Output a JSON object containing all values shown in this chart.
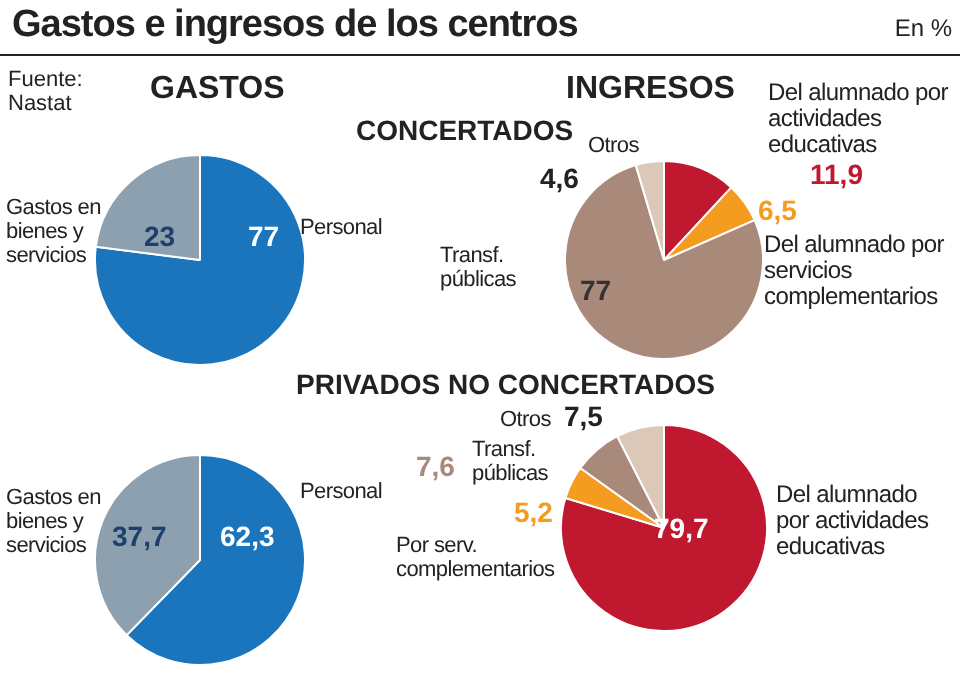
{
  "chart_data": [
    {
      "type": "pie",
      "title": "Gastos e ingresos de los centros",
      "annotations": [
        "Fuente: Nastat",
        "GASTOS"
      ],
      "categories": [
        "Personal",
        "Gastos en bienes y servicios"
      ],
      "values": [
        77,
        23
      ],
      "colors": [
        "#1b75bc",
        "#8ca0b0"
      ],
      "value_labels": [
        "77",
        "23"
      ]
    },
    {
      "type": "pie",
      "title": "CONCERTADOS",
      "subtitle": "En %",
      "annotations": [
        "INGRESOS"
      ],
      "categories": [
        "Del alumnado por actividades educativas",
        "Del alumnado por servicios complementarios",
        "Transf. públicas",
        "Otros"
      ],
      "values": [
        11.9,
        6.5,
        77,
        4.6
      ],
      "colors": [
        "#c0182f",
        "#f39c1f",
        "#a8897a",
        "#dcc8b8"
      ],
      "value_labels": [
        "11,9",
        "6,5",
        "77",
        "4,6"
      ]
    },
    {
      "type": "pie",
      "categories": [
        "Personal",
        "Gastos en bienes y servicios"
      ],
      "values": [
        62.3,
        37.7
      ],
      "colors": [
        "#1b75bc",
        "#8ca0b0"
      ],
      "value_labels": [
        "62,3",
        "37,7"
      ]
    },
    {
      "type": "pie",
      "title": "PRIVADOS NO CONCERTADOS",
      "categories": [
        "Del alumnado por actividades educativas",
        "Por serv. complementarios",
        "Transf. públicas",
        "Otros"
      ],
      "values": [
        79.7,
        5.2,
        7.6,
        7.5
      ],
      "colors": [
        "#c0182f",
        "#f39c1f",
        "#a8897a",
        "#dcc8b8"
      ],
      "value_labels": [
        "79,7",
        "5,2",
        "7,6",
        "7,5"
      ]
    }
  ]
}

........

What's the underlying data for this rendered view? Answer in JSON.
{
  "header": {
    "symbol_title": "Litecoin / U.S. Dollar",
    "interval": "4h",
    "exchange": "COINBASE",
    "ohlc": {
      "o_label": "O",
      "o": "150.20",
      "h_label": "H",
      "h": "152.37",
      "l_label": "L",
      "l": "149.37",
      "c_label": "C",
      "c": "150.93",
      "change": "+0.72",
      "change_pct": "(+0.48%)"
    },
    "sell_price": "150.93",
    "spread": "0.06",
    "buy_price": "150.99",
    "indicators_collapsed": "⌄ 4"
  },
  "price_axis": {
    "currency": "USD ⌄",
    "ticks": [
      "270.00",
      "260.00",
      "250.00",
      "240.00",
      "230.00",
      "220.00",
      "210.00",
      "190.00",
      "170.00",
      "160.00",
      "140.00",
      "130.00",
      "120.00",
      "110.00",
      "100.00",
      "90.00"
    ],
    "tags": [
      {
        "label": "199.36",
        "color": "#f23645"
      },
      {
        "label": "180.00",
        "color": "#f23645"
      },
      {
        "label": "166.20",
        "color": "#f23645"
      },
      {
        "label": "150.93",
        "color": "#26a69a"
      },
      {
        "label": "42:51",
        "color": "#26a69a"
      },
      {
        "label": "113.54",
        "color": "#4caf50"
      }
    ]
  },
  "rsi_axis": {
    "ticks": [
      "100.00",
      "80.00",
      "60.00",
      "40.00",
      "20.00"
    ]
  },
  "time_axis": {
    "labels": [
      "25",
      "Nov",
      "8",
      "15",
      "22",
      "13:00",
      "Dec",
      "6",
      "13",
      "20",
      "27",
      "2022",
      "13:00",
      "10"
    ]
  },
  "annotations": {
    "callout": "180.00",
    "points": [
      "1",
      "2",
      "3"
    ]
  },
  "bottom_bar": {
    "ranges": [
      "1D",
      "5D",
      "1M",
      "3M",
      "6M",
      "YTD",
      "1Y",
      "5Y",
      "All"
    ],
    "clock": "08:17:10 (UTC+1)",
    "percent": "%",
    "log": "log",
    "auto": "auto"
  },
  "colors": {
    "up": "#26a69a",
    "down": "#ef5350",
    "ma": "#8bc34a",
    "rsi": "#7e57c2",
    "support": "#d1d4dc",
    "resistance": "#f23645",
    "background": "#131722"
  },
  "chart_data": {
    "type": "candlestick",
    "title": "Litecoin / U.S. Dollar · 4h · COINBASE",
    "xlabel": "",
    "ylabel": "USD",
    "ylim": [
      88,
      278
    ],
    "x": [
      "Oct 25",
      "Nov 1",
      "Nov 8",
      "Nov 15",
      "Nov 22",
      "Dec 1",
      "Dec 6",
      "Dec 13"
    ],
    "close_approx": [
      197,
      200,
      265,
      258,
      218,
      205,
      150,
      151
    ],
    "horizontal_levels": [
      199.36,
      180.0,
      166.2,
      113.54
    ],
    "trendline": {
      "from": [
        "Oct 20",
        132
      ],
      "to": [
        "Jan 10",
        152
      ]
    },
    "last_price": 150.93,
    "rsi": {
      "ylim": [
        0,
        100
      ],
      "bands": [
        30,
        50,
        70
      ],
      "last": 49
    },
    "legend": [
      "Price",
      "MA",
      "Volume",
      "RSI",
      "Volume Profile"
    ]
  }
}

........

_TASK TO COMPLETE_. Gather up the lines containing the word "CONCERTADOS" from these records and copy them.

_FULL OUTPUT_.
      "title": "CONCERTADOS",
      "title": "PRIVADOS NO CONCERTADOS",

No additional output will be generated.